The task
In your copy, leave out the pictures and repeat the entries below exactly.

[Dataset items]
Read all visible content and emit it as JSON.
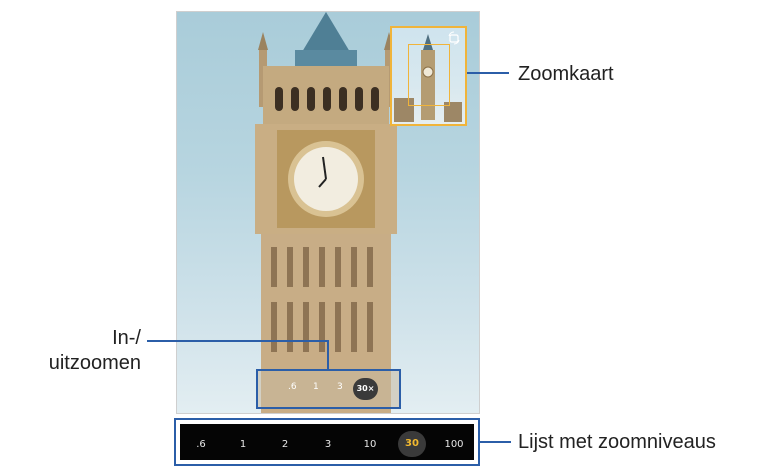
{
  "callouts": {
    "map_label": "Zoomkaart",
    "zoom_label_line1": "In-/",
    "zoom_label_line2": "uitzoomen",
    "list_label": "Lijst met zoomniveaus"
  },
  "zoom_bar": {
    "items": [
      ".6",
      "1",
      "3"
    ],
    "active": "30×"
  },
  "zoom_list": {
    "items": [
      ".6",
      "1",
      "2",
      "3",
      "10"
    ],
    "active": "30",
    "after_active": "100",
    "active_color": "#f2b92f"
  },
  "icons": [
    "rotate-camera-icon"
  ]
}
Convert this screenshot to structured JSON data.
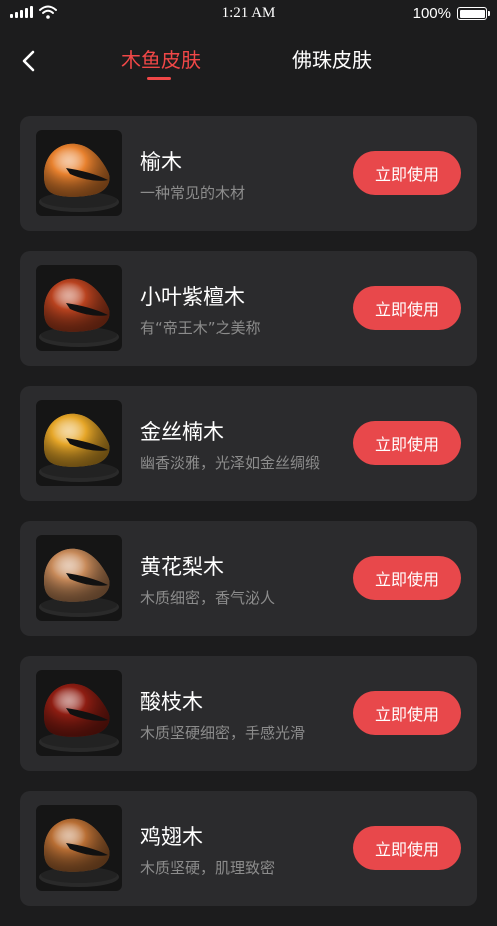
{
  "status_bar": {
    "time": "1:21 AM",
    "battery_text": "100%",
    "battery_level": 1.0,
    "icons": [
      "signal-icon",
      "wifi-icon",
      "battery-icon"
    ]
  },
  "nav": {
    "back_icon": "chevron-left-icon",
    "tabs": [
      {
        "label": "木鱼皮肤",
        "active": true
      },
      {
        "label": "佛珠皮肤",
        "active": false
      }
    ],
    "active_color": "#f04747"
  },
  "skins": [
    {
      "name": "榆木",
      "desc": "一种常见的木材",
      "button": "立即使用",
      "color": "#e8812e"
    },
    {
      "name": "小叶紫檀木",
      "desc": "有“帝王木”之美称",
      "button": "立即使用",
      "color": "#b8421f"
    },
    {
      "name": "金丝楠木",
      "desc": "幽香淡雅，光泽如金丝绸缎",
      "button": "立即使用",
      "color": "#e6a628"
    },
    {
      "name": "黄花梨木",
      "desc": "木质细密，香气泌人",
      "button": "立即使用",
      "color": "#c78a5a"
    },
    {
      "name": "酸枝木",
      "desc": "木质坚硬细密，手感光滑",
      "button": "立即使用",
      "color": "#8e1d12"
    },
    {
      "name": "鸡翅木",
      "desc": "木质坚硬，肌理致密",
      "button": "立即使用",
      "color": "#b86e34"
    }
  ],
  "colors": {
    "background": "#1c1c1d",
    "card": "#2b2b2d",
    "button": "#e8484b",
    "secondary_text": "#8c8c8c"
  }
}
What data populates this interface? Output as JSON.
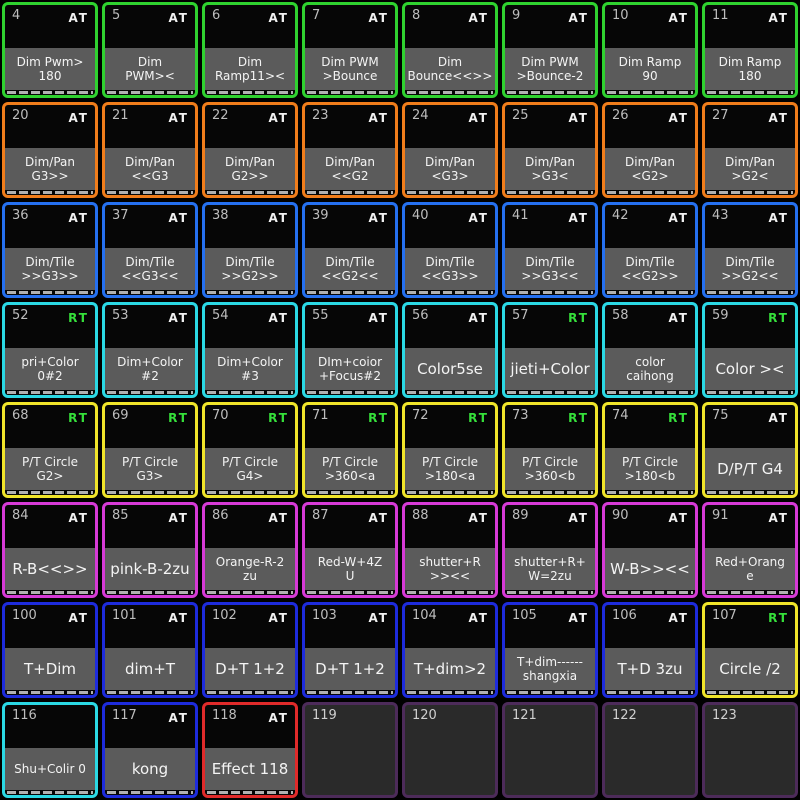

Result of this task
Read all visible content and emit it as JSON.
{
  "callouts": {
    "map_label": "Zoomkaart",
    "zoom_label_line1": "In-/",
    "zoom_label_line2": "uitzoomen",
    "list_label": "Lijst met zoomniveaus"
  },
  "zoom_bar": {
    "items": [
      ".6",
      "1",
      "3"
    ],
    "active": "30×"
  },
  "zoom_list": {
    "items": [
      ".6",
      "1",
      "2",
      "3",
      "10"
    ],
    "active": "30",
    "after_active": "100",
    "active_color": "#f2b92f"
  },
  "icons": [
    "rotate-camera-icon"
  ]
}
Convert this screenshot to structured JSON data.
{
  "status_bar": {
    "time": "1:21 AM",
    "battery_text": "100%",
    "battery_level": 1.0,
    "icons": [
      "signal-icon",
      "wifi-icon",
      "battery-icon"
    ]
  },
  "nav": {
    "back_icon": "chevron-left-icon",
    "tabs": [
      {
        "label": "木鱼皮肤",
        "active": true
      },
      {
        "label": "佛珠皮肤",
        "active": false
      }
    ],
    "active_color": "#f04747"
  },
  "skins": [
    {
      "name": "榆木",
      "desc": "一种常见的木材",
      "button": "立即使用",
      "color": "#e8812e"
    },
    {
      "name": "小叶紫檀木",
      "desc": "有“帝王木”之美称",
      "button": "立即使用",
      "color": "#b8421f"
    },
    {
      "name": "金丝楠木",
      "desc": "幽香淡雅，光泽如金丝绸缎",
      "button": "立即使用",
      "color": "#e6a628"
    },
    {
      "name": "黄花梨木",
      "desc": "木质细密，香气泌人",
      "button": "立即使用",
      "color": "#c78a5a"
    },
    {
      "name": "酸枝木",
      "desc": "木质坚硬细密，手感光滑",
      "button": "立即使用",
      "color": "#8e1d12"
    },
    {
      "name": "鸡翅木",
      "desc": "木质坚硬，肌理致密",
      "button": "立即使用",
      "color": "#b86e34"
    }
  ],
  "colors": {
    "background": "#1c1c1d",
    "card": "#2b2b2d",
    "button": "#e8484b",
    "secondary_text": "#8c8c8c"
  }
}
What data populates this interface? Output as JSON.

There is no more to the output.